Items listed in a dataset
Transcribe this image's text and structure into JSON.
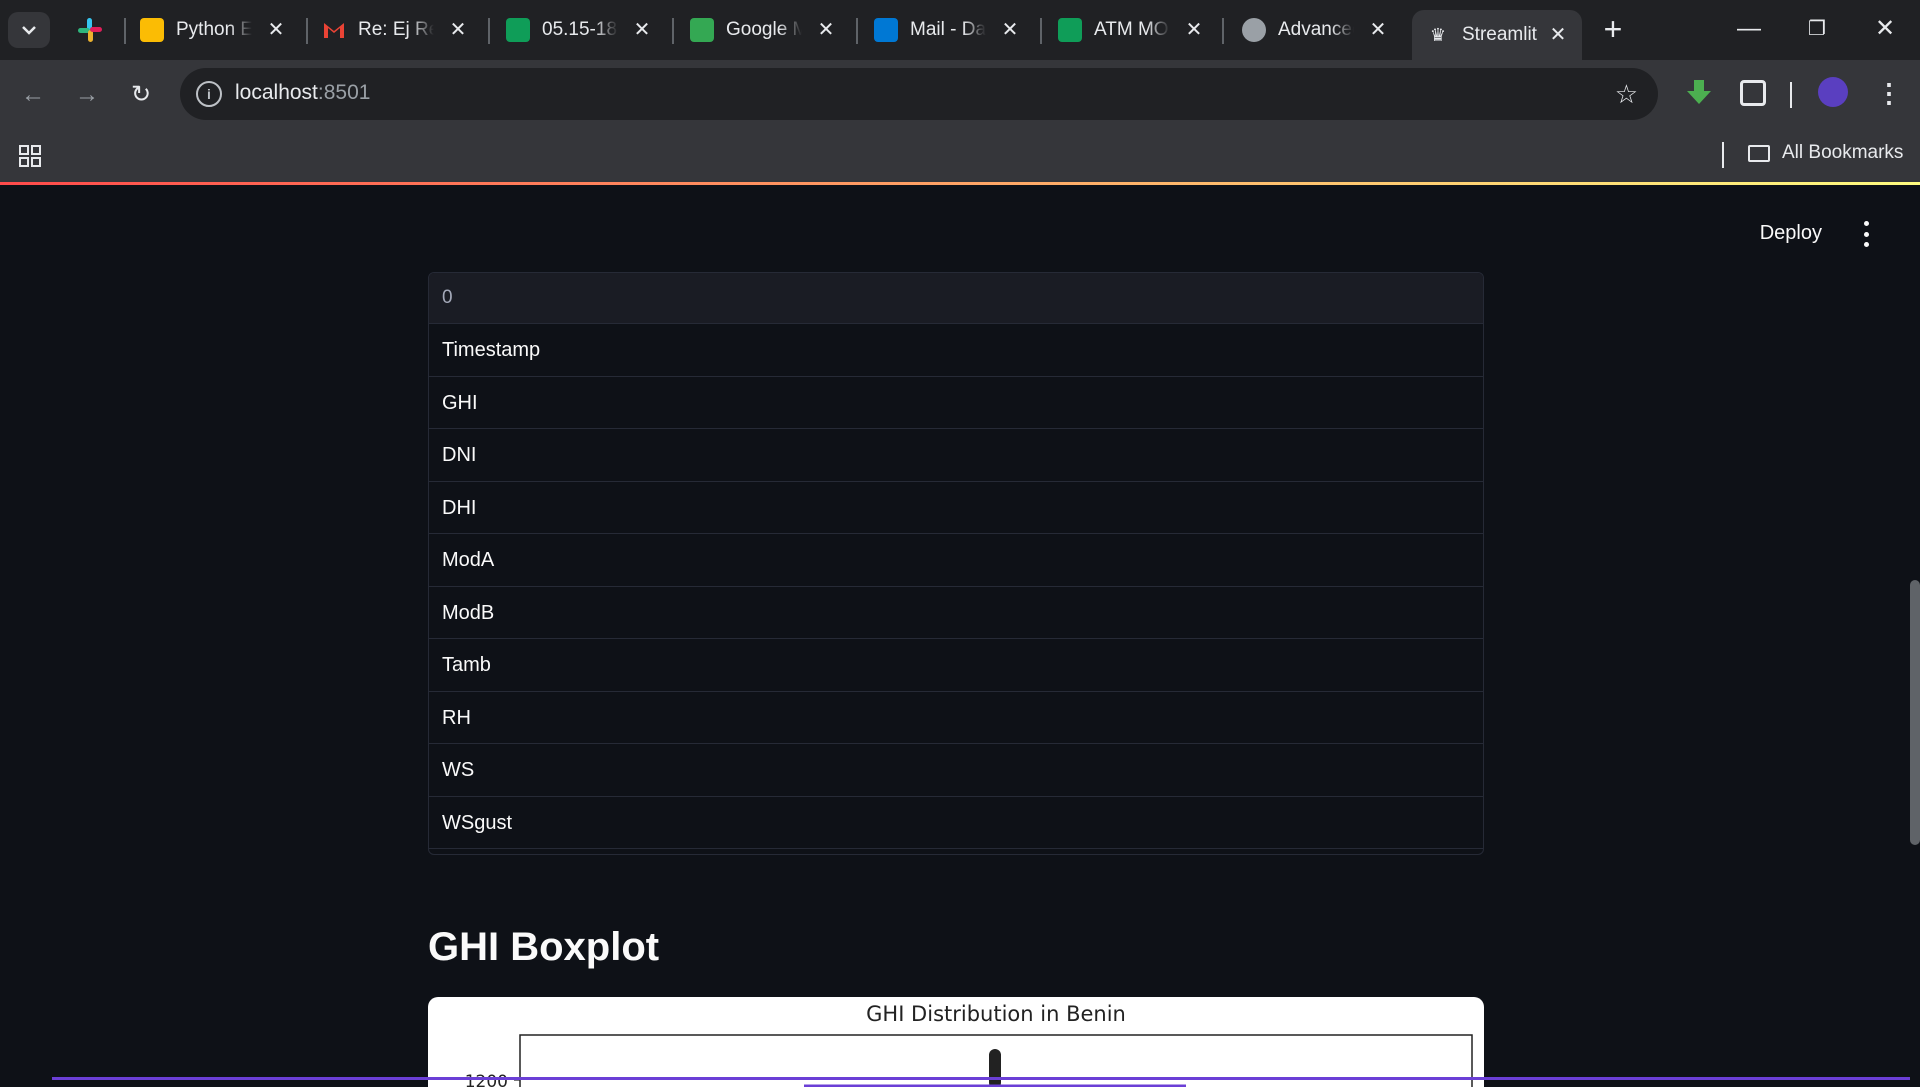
{
  "browser": {
    "tabs": [
      {
        "title": "Python Er",
        "favicon_color": "#fbbc04"
      },
      {
        "title": "Re: Ej Req",
        "favicon_color": "#ea4335"
      },
      {
        "title": "05.15-18.",
        "favicon_color": "#0f9d58"
      },
      {
        "title": "Google M",
        "favicon_color": "#34a853"
      },
      {
        "title": "Mail - Da",
        "favicon_color": "#0078d4"
      },
      {
        "title": "ATM MOI",
        "favicon_color": "#0f9d58"
      },
      {
        "title": "Advancec",
        "favicon_color": "#9aa0a6"
      },
      {
        "title": "Streamlit",
        "favicon_color": "#e8eaed"
      }
    ],
    "url_host": "localhost",
    "url_port": ":8501",
    "all_bookmarks_label": "All Bookmarks"
  },
  "app": {
    "deploy_label": "Deploy",
    "table": {
      "header": "0",
      "rows": [
        "Timestamp",
        "GHI",
        "DNI",
        "DHI",
        "ModA",
        "ModB",
        "Tamb",
        "RH",
        "WS",
        "WSgust"
      ]
    },
    "section_title": "GHI Boxplot"
  },
  "chart_data": {
    "type": "box",
    "title": "GHI Distribution in Benin",
    "yticks": [
      "1200"
    ],
    "visible_ytick": 1200
  },
  "colors": {
    "accent_gradient_start": "#ff4b4b",
    "accent_gradient_end": "#fffd80",
    "box_color": "#6b3fd6"
  }
}
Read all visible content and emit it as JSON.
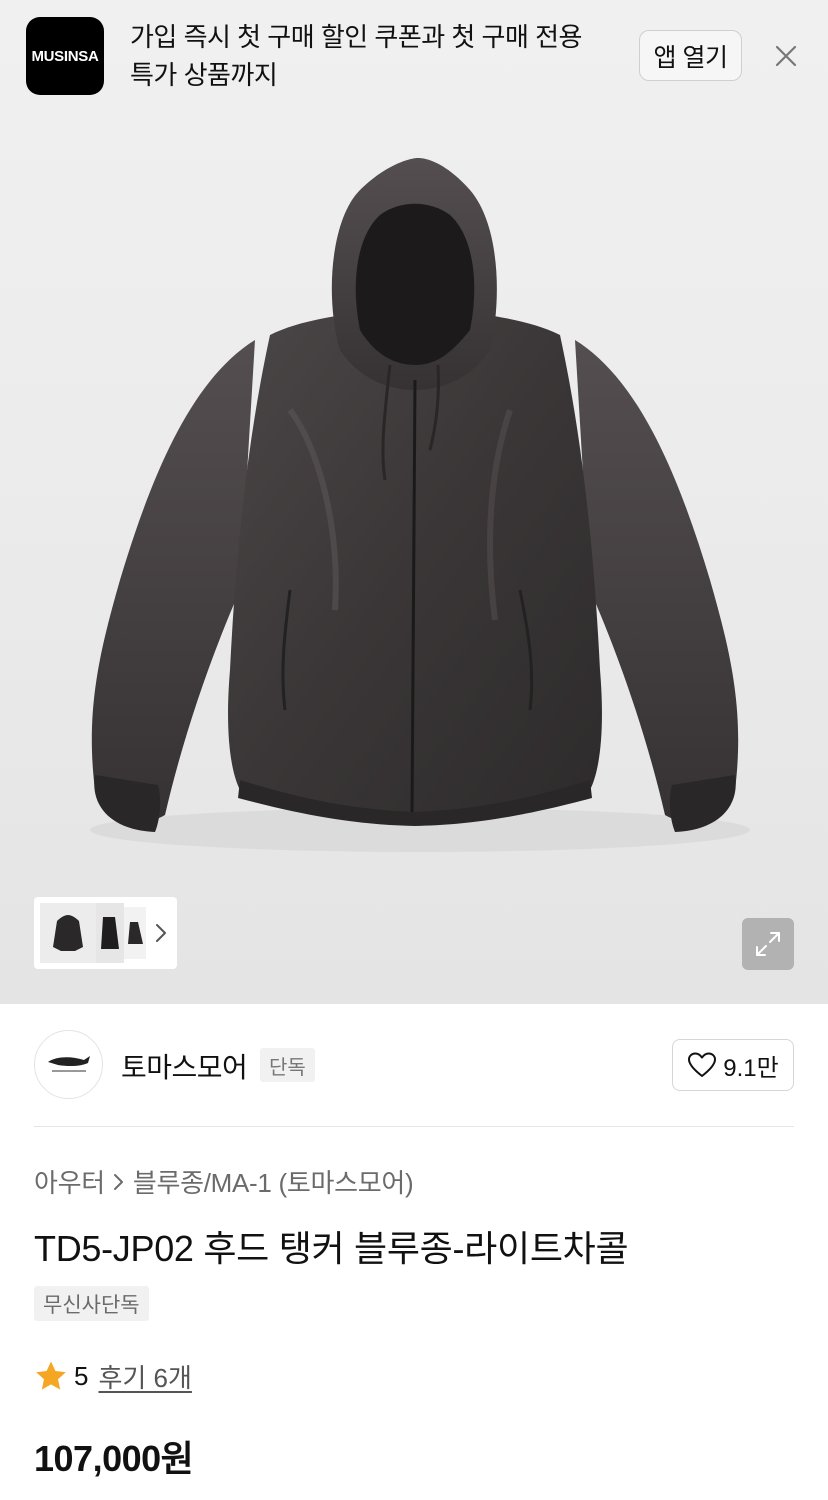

STATED EXERCISE: Copy all the entries word for word. Omit any pictures.

IN RESPONSE:
Transcribe this image's text and structure into JSON.
{
  "browser": {
    "tabs": [
      {
        "title": "Python Er",
        "favicon_color": "#fbbc04"
      },
      {
        "title": "Re: Ej Req",
        "favicon_color": "#ea4335"
      },
      {
        "title": "05.15-18.",
        "favicon_color": "#0f9d58"
      },
      {
        "title": "Google M",
        "favicon_color": "#34a853"
      },
      {
        "title": "Mail - Da",
        "favicon_color": "#0078d4"
      },
      {
        "title": "ATM MOI",
        "favicon_color": "#0f9d58"
      },
      {
        "title": "Advancec",
        "favicon_color": "#9aa0a6"
      },
      {
        "title": "Streamlit",
        "favicon_color": "#e8eaed"
      }
    ],
    "url_host": "localhost",
    "url_port": ":8501",
    "all_bookmarks_label": "All Bookmarks"
  },
  "app": {
    "deploy_label": "Deploy",
    "table": {
      "header": "0",
      "rows": [
        "Timestamp",
        "GHI",
        "DNI",
        "DHI",
        "ModA",
        "ModB",
        "Tamb",
        "RH",
        "WS",
        "WSgust"
      ]
    },
    "section_title": "GHI Boxplot"
  },
  "chart_data": {
    "type": "box",
    "title": "GHI Distribution in Benin",
    "yticks": [
      "1200"
    ],
    "visible_ytick": 1200
  },
  "colors": {
    "accent_gradient_start": "#ff4b4b",
    "accent_gradient_end": "#fffd80",
    "box_color": "#6b3fd6"
  }
}
Read all visible content and emit it as JSON.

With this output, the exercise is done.